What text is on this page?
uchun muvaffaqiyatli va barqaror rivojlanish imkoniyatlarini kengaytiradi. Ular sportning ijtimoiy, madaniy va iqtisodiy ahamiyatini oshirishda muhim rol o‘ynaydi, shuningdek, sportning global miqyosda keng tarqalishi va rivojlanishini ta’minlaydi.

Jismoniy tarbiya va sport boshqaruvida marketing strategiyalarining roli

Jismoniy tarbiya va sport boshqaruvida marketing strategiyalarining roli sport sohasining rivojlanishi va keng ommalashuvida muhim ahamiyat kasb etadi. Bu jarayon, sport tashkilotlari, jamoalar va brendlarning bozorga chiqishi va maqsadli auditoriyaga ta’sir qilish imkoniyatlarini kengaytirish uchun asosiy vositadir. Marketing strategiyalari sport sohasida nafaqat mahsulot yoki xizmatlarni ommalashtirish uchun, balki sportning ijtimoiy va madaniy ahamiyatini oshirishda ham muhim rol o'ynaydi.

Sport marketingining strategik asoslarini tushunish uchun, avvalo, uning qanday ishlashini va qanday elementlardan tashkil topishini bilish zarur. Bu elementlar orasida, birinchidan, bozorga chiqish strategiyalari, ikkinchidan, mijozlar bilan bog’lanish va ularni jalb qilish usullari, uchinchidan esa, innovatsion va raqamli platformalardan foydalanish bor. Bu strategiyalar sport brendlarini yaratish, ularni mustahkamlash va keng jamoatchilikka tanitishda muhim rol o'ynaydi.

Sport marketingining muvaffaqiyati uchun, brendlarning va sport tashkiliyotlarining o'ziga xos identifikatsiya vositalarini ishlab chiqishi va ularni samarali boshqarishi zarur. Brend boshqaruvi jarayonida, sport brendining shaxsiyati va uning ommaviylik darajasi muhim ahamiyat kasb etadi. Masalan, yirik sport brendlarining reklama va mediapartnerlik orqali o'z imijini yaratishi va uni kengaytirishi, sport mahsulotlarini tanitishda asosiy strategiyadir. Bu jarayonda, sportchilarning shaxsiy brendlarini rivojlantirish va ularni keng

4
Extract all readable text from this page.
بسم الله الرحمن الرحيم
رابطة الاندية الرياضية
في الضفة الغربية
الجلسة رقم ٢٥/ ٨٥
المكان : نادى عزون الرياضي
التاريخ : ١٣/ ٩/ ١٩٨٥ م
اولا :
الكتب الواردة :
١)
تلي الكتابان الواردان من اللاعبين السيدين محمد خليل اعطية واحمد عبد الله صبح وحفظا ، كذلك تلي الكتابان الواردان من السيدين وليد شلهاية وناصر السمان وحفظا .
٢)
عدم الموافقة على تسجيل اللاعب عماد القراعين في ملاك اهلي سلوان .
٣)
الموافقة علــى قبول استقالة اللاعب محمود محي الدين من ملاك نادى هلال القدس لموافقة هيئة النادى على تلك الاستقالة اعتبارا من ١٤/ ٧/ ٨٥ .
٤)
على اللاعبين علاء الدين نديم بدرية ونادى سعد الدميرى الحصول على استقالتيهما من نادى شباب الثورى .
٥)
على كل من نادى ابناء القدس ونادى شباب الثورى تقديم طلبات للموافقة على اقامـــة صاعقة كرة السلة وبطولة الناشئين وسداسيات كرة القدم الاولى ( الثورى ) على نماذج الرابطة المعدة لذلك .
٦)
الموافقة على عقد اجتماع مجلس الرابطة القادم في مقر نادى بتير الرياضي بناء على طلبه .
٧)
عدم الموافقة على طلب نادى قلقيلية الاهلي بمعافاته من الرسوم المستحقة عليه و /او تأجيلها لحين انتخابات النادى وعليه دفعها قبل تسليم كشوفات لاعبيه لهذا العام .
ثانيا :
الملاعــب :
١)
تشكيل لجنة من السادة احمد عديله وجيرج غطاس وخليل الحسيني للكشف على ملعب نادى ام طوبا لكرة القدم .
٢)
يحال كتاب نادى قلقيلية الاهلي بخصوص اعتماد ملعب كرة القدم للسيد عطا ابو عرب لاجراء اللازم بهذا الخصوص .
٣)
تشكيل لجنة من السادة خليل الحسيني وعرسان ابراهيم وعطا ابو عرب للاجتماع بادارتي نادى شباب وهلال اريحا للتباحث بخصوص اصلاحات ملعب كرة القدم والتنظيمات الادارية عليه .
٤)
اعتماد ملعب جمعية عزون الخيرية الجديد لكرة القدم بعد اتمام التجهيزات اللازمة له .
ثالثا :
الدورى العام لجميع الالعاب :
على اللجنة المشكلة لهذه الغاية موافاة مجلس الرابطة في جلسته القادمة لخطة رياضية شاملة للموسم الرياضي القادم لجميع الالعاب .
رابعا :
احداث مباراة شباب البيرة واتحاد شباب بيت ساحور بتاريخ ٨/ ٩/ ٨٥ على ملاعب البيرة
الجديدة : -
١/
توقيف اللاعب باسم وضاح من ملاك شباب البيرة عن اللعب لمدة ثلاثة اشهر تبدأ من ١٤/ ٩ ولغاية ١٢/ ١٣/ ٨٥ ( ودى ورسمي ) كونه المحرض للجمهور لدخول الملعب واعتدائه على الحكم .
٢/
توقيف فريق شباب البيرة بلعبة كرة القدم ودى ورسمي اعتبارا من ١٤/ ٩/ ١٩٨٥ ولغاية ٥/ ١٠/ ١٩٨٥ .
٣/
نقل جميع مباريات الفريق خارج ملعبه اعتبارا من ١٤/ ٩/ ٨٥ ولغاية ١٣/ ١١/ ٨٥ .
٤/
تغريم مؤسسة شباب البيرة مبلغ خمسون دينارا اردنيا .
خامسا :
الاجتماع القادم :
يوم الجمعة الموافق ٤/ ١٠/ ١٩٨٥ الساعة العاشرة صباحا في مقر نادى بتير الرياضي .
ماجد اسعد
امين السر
======
> [What you have to do]:
Restate the listing in full, word for word.

> [The answer]:
What text is on this page?
uchun muvaffaqiyatli va barqaror rivojlanish imkoniyatlarini kengaytiradi. Ular sportning ijtimoiy, madaniy va iqtisodiy ahamiyatini oshirishda muhim rol o‘ynaydi, shuningdek, sportning global miqyosda keng tarqalishi va rivojlanishini ta’minlaydi.

Jismoniy tarbiya va sport boshqaruvida marketing strategiyalarining roli

Jismoniy tarbiya va sport boshqaruvida marketing strategiyalarining roli sport sohasining rivojlanishi va keng ommalashuvida muhim ahamiyat kasb etadi. Bu jarayon, sport tashkilotlari, jamoalar va brendlarning bozorga chiqishi va maqsadli auditoriyaga ta’sir qilish imkoniyatlarini kengaytirish uchun asosiy vositadir. Marketing strategiyalari sport sohasida nafaqat mahsulot yoki xizmatlarni ommalashtirish uchun, balki sportning ijtimoiy va madaniy ahamiyatini oshirishda ham muhim rol o'ynaydi.

Sport marketingining strategik asoslarini tushunish uchun, avvalo, uning qanday ishlashini va qanday elementlardan tashkil topishini bilish zarur. Bu elementlar orasida, birinchidan, bozorga chiqish strategiyalari, ikkinchidan, mijozlar bilan bog’lanish va ularni jalb qilish usullari, uchinchidan esa, innovatsion va raqamli platformalardan foydalanish bor. Bu strategiyalar sport brendlarini yaratish, ularni mustahkamlash va keng jamoatchilikka tanitishda muhim rol o'ynaydi.

Sport marketingining muvaffaqiyati uchun, brendlarning va sport tashkiliyotlarining o'ziga xos identifikatsiya vositalarini ishlab chiqishi va ularni samarali boshqarishi zarur. Brend boshqaruvi jarayonida, sport brendining shaxsiyati va uning ommaviylik darajasi muhim ahamiyat kasb etadi. Masalan, yirik sport brendlarining reklama va mediapartnerlik orqali o'z imijini yaratishi va uni kengaytirishi, sport mahsulotlarini tanitishda asosiy strategiyadir. Bu jarayonda, sportchilarning shaxsiy brendlarini rivojlantirish va ularni keng

4
Extract all readable text from this page.
بسم الله الرحمن الرحيم
رابطة الاندية الرياضية
في الضفة الغربية
الجلسة رقم ٢٥/ ٨٥
المكان : نادى عزون الرياضي
التاريخ : ١٣/ ٩/ ١٩٨٥ م
اولا :
الكتب الواردة :
١)
تلي الكتابان الواردان من اللاعبين السيدين محمد خليل اعطية واحمد عبد الله صبح وحفظا ، كذلك تلي الكتابان الواردان من السيدين وليد شلهاية وناصر السمان وحفظا .
٢)
عدم الموافقة على تسجيل اللاعب عماد القراعين في ملاك اهلي سلوان .
٣)
الموافقة علــى قبول استقالة اللاعب محمود محي الدين من ملاك نادى هلال القدس لموافقة هيئة النادى على تلك الاستقالة اعتبارا من ١٤/ ٧/ ٨٥ .
٤)
على اللاعبين علاء الدين نديم بدرية ونادى سعد الدميرى الحصول على استقالتيهما من نادى شباب الثورى .
٥)
على كل من نادى ابناء القدس ونادى شباب الثورى تقديم طلبات للموافقة على اقامـــة صاعقة كرة السلة وبطولة الناشئين وسداسيات كرة القدم الاولى ( الثورى ) على نماذج الرابطة المعدة لذلك .
٦)
الموافقة على عقد اجتماع مجلس الرابطة القادم في مقر نادى بتير الرياضي بناء على طلبه .
٧)
عدم الموافقة على طلب نادى قلقيلية الاهلي بمعافاته من الرسوم المستحقة عليه و /او تأجيلها لحين انتخابات النادى وعليه دفعها قبل تسليم كشوفات لاعبيه لهذا العام .
ثانيا :
الملاعــب :
١)
تشكيل لجنة من السادة احمد عديله وجيرج غطاس وخليل الحسيني للكشف على ملعب نادى ام طوبا لكرة القدم .
٢)
يحال كتاب نادى قلقيلية الاهلي بخصوص اعتماد ملعب كرة القدم للسيد عطا ابو عرب لاجراء اللازم بهذا الخصوص .
٣)
تشكيل لجنة من السادة خليل الحسيني وعرسان ابراهيم وعطا ابو عرب للاجتماع بادارتي نادى شباب وهلال اريحا للتباحث بخصوص اصلاحات ملعب كرة القدم والتنظيمات الادارية عليه .
٤)
اعتماد ملعب جمعية عزون الخيرية الجديد لكرة القدم بعد اتمام التجهيزات اللازمة له .
ثالثا :
الدورى العام لجميع الالعاب :
على اللجنة المشكلة لهذه الغاية موافاة مجلس الرابطة في جلسته القادمة لخطة رياضية شاملة للموسم الرياضي القادم لجميع الالعاب .
رابعا :
احداث مباراة شباب البيرة واتحاد شباب بيت ساحور بتاريخ ٨/ ٩/ ٨٥ على ملاعب البيرة
الجديدة : -
١/
توقيف اللاعب باسم وضاح من ملاك شباب البيرة عن اللعب لمدة ثلاثة اشهر تبدأ من ١٤/ ٩ ولغاية ١٢/ ١٣/ ٨٥ ( ودى ورسمي ) كونه المحرض للجمهور لدخول الملعب واعتدائه على الحكم .
٢/
توقيف فريق شباب البيرة بلعبة كرة القدم ودى ورسمي اعتبارا من ١٤/ ٩/ ١٩٨٥ ولغاية ٥/ ١٠/ ١٩٨٥ .
٣/
نقل جميع مباريات الفريق خارج ملعبه اعتبارا من ١٤/ ٩/ ٨٥ ولغاية ١٣/ ١١/ ٨٥ .
٤/
تغريم مؤسسة شباب البيرة مبلغ خمسون دينارا اردنيا .
خامسا :
الاجتماع القادم :
يوم الجمعة الموافق ٤/ ١٠/ ١٩٨٥ الساعة العاشرة صباحا في مقر نادى بتير الرياضي .
ماجد اسعد
امين السر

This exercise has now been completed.